▶ _What the task asks_: Reproduce the material below verbatim, keeping each line as it stands.

▶ _Input records_:

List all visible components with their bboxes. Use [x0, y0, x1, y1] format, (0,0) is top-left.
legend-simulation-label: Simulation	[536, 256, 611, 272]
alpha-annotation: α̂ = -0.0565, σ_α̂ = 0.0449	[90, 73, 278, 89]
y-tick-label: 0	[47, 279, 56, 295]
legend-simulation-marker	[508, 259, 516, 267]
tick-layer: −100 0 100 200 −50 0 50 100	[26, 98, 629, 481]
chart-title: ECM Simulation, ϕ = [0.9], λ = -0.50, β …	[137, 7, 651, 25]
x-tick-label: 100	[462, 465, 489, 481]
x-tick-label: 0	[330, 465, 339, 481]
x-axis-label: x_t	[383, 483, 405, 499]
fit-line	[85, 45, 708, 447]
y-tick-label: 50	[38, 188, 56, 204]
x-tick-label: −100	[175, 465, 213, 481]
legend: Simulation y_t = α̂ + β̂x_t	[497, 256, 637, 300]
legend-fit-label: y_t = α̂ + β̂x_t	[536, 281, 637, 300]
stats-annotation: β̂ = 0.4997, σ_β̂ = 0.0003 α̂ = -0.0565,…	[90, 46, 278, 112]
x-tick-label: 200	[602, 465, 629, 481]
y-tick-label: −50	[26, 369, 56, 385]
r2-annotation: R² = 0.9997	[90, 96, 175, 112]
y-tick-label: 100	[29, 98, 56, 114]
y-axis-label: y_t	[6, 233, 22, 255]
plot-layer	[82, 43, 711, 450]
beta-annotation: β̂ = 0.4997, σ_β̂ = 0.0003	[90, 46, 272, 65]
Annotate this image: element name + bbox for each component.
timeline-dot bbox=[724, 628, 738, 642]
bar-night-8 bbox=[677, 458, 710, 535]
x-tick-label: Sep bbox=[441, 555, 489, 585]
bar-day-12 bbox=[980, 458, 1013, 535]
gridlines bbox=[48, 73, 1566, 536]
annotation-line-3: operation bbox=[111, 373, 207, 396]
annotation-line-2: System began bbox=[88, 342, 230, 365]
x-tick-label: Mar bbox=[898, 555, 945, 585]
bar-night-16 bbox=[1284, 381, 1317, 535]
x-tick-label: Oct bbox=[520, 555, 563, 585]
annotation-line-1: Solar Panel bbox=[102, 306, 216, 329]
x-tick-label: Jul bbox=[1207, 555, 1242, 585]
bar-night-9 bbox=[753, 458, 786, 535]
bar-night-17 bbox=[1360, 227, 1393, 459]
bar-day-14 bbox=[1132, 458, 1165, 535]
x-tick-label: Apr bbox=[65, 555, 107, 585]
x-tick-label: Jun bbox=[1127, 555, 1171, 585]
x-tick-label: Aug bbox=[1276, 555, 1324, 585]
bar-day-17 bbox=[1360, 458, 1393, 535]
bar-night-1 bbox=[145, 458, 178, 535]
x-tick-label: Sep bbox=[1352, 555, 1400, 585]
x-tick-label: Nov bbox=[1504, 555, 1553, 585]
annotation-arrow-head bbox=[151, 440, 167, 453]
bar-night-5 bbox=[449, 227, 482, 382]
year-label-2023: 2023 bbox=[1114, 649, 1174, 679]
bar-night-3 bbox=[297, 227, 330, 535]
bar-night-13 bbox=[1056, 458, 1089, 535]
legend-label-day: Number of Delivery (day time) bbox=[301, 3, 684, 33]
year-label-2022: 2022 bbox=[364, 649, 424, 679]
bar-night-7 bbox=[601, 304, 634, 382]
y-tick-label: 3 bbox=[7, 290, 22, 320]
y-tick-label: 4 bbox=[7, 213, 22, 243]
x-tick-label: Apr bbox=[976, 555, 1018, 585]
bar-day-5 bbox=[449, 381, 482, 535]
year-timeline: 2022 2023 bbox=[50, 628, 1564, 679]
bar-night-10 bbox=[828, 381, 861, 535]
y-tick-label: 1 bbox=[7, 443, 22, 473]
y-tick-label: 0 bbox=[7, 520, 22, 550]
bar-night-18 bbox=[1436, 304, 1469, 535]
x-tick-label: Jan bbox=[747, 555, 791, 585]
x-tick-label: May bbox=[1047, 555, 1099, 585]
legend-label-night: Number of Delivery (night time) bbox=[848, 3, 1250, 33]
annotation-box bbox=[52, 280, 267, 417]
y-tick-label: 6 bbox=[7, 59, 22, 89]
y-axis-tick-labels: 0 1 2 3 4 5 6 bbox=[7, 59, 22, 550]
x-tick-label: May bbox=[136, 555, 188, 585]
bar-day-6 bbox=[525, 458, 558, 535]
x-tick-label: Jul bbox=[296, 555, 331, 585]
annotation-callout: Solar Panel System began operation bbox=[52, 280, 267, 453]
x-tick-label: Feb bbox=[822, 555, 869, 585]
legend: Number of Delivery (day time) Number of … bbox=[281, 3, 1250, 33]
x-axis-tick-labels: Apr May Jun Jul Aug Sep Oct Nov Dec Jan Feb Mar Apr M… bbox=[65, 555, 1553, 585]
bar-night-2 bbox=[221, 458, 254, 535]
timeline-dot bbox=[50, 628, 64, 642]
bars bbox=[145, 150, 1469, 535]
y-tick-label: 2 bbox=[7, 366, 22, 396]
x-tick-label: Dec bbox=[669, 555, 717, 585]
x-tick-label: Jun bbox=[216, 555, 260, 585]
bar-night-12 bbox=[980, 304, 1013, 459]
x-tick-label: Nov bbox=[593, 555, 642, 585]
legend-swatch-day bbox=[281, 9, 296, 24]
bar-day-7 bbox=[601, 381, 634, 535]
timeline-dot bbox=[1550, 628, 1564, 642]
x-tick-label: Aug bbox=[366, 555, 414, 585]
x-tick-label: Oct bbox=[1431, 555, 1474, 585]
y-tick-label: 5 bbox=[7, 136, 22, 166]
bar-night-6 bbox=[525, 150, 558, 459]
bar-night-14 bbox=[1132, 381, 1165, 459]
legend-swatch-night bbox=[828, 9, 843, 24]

▶ _Finished task_:
List all visible components with their bboxes. Use [x0, y0, x1, y1] format, (0,0) is top-left.
legend-simulation-label: Simulation	[536, 256, 611, 272]
alpha-annotation: α̂ = -0.0565, σ_α̂ = 0.0449	[90, 73, 278, 89]
y-tick-label: 0	[47, 279, 56, 295]
legend-simulation-marker	[508, 259, 516, 267]
tick-layer: −100 0 100 200 −50 0 50 100	[26, 98, 629, 481]
chart-title: ECM Simulation, ϕ = [0.9], λ = -0.50, β …	[137, 7, 651, 25]
x-tick-label: 100	[462, 465, 489, 481]
x-tick-label: 0	[330, 465, 339, 481]
x-axis-label: x_t	[383, 483, 405, 499]
fit-line	[85, 45, 708, 447]
y-tick-label: 50	[38, 188, 56, 204]
x-tick-label: −100	[175, 465, 213, 481]
legend: Simulation y_t = α̂ + β̂x_t	[497, 256, 637, 300]
legend-fit-label: y_t = α̂ + β̂x_t	[536, 281, 637, 300]
stats-annotation: β̂ = 0.4997, σ_β̂ = 0.0003 α̂ = -0.0565,…	[90, 46, 278, 112]
x-tick-label: 200	[602, 465, 629, 481]
y-tick-label: −50	[26, 369, 56, 385]
r2-annotation: R² = 0.9997	[90, 96, 175, 112]
y-tick-label: 100	[29, 98, 56, 114]
y-axis-label: y_t	[6, 233, 22, 255]
plot-layer	[82, 43, 711, 450]
beta-annotation: β̂ = 0.4997, σ_β̂ = 0.0003	[90, 46, 272, 65]
Annotate this image: element name + bbox for each component.
timeline-dot bbox=[724, 628, 738, 642]
bar-night-8 bbox=[677, 458, 710, 535]
x-tick-label: Sep bbox=[441, 555, 489, 585]
bar-day-12 bbox=[980, 458, 1013, 535]
gridlines bbox=[48, 73, 1566, 536]
annotation-line-3: operation bbox=[111, 373, 207, 396]
annotation-line-2: System began bbox=[88, 342, 230, 365]
x-tick-label: Mar bbox=[898, 555, 945, 585]
bar-night-16 bbox=[1284, 381, 1317, 535]
x-tick-label: Oct bbox=[520, 555, 563, 585]
annotation-line-1: Solar Panel bbox=[102, 306, 216, 329]
x-tick-label: Jul bbox=[1207, 555, 1242, 585]
bar-night-9 bbox=[753, 458, 786, 535]
bar-night-17 bbox=[1360, 227, 1393, 459]
bar-day-14 bbox=[1132, 458, 1165, 535]
x-tick-label: Apr bbox=[65, 555, 107, 585]
x-tick-label: Jun bbox=[1127, 555, 1171, 585]
x-tick-label: Aug bbox=[1276, 555, 1324, 585]
bar-day-17 bbox=[1360, 458, 1393, 535]
bar-night-1 bbox=[145, 458, 178, 535]
x-tick-label: Sep bbox=[1352, 555, 1400, 585]
x-tick-label: Nov bbox=[1504, 555, 1553, 585]
annotation-arrow-head bbox=[151, 440, 167, 453]
bar-night-5 bbox=[449, 227, 482, 382]
year-label-2023: 2023 bbox=[1114, 649, 1174, 679]
bar-night-3 bbox=[297, 227, 330, 535]
bar-night-13 bbox=[1056, 458, 1089, 535]
legend-label-day: Number of Delivery (day time) bbox=[301, 3, 684, 33]
year-label-2022: 2022 bbox=[364, 649, 424, 679]
bar-night-7 bbox=[601, 304, 634, 382]
y-tick-label: 3 bbox=[7, 290, 22, 320]
y-tick-label: 4 bbox=[7, 213, 22, 243]
x-tick-label: Apr bbox=[976, 555, 1018, 585]
bar-day-5 bbox=[449, 381, 482, 535]
year-timeline: 2022 2023 bbox=[50, 628, 1564, 679]
bar-night-10 bbox=[828, 381, 861, 535]
y-tick-label: 1 bbox=[7, 443, 22, 473]
y-tick-label: 0 bbox=[7, 520, 22, 550]
bar-night-18 bbox=[1436, 304, 1469, 535]
x-tick-label: Jan bbox=[747, 555, 791, 585]
x-tick-label: May bbox=[1047, 555, 1099, 585]
legend-label-night: Number of Delivery (night time) bbox=[848, 3, 1250, 33]
annotation-box bbox=[52, 280, 267, 417]
y-tick-label: 6 bbox=[7, 59, 22, 89]
y-axis-tick-labels: 0 1 2 3 4 5 6 bbox=[7, 59, 22, 550]
x-tick-label: May bbox=[136, 555, 188, 585]
bar-day-6 bbox=[525, 458, 558, 535]
x-tick-label: Jul bbox=[296, 555, 331, 585]
annotation-callout: Solar Panel System began operation bbox=[52, 280, 267, 453]
x-tick-label: Feb bbox=[822, 555, 869, 585]
legend: Number of Delivery (day time) Number of … bbox=[281, 3, 1250, 33]
x-axis-tick-labels: Apr May Jun Jul Aug Sep Oct Nov Dec Jan Feb Mar Apr M… bbox=[65, 555, 1553, 585]
bar-night-2 bbox=[221, 458, 254, 535]
timeline-dot bbox=[50, 628, 64, 642]
bars bbox=[145, 150, 1469, 535]
y-tick-label: 2 bbox=[7, 366, 22, 396]
x-tick-label: Dec bbox=[669, 555, 717, 585]
x-tick-label: Jun bbox=[216, 555, 260, 585]
bar-night-12 bbox=[980, 304, 1013, 459]
x-tick-label: Nov bbox=[593, 555, 642, 585]
legend-swatch-day bbox=[281, 9, 296, 24]
bar-day-7 bbox=[601, 381, 634, 535]
timeline-dot bbox=[1550, 628, 1564, 642]
x-tick-label: Aug bbox=[366, 555, 414, 585]
x-tick-label: Oct bbox=[1431, 555, 1474, 585]
y-tick-label: 5 bbox=[7, 136, 22, 166]
bar-night-6 bbox=[525, 150, 558, 459]
bar-night-14 bbox=[1132, 381, 1165, 459]
legend-swatch-night bbox=[828, 9, 843, 24]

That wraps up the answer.